- _Dataset items_:

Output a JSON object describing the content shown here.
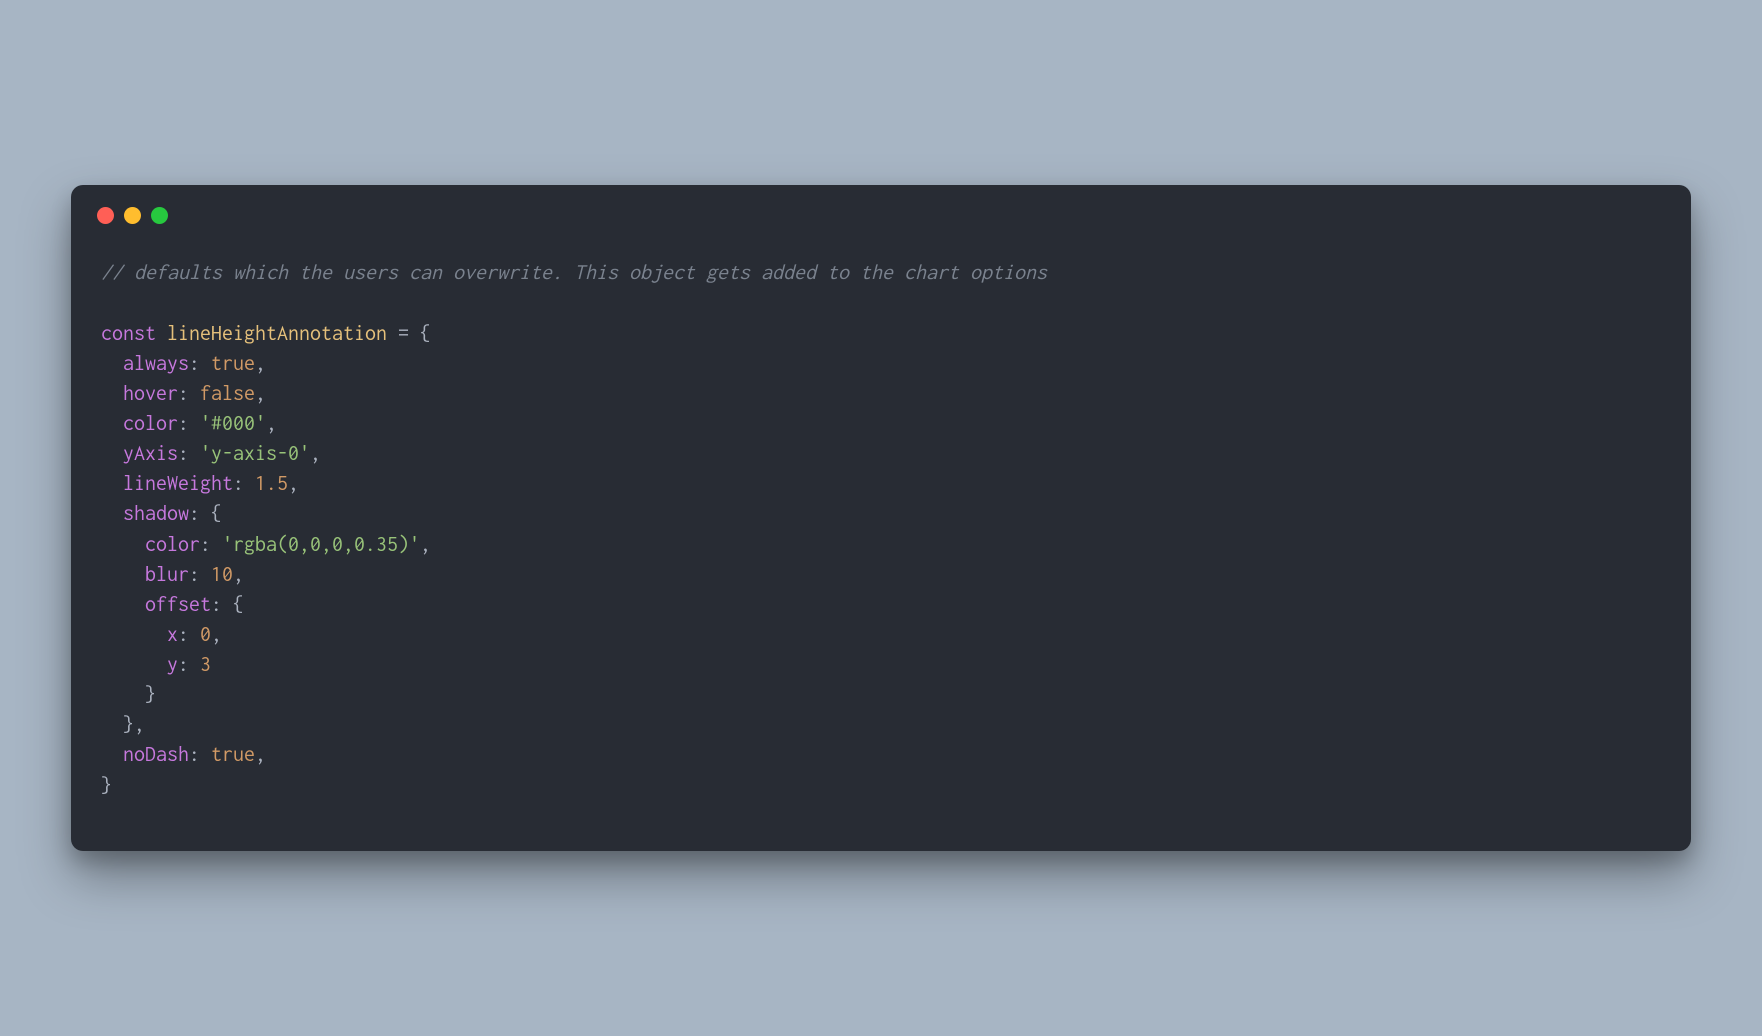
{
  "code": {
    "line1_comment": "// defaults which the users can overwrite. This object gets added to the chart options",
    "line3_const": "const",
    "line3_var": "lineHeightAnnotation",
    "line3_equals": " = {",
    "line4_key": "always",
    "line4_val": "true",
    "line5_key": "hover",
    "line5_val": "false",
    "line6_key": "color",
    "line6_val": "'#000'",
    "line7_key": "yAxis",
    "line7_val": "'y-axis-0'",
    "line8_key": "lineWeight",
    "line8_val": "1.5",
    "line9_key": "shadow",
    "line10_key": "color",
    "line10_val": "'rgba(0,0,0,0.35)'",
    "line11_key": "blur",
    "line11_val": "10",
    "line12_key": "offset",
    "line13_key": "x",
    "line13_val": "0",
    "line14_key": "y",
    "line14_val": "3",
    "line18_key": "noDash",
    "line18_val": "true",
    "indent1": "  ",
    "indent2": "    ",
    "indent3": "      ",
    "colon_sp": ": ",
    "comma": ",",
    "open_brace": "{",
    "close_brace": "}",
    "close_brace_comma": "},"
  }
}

- _Task details_: Find every line in the records above that contains the word "object", and copy each one.

- _Solution for this problem_:
Output a JSON object describing the content shown here.
    "line1_comment": "// defaults which the users can overwrite. This object gets added to the chart options",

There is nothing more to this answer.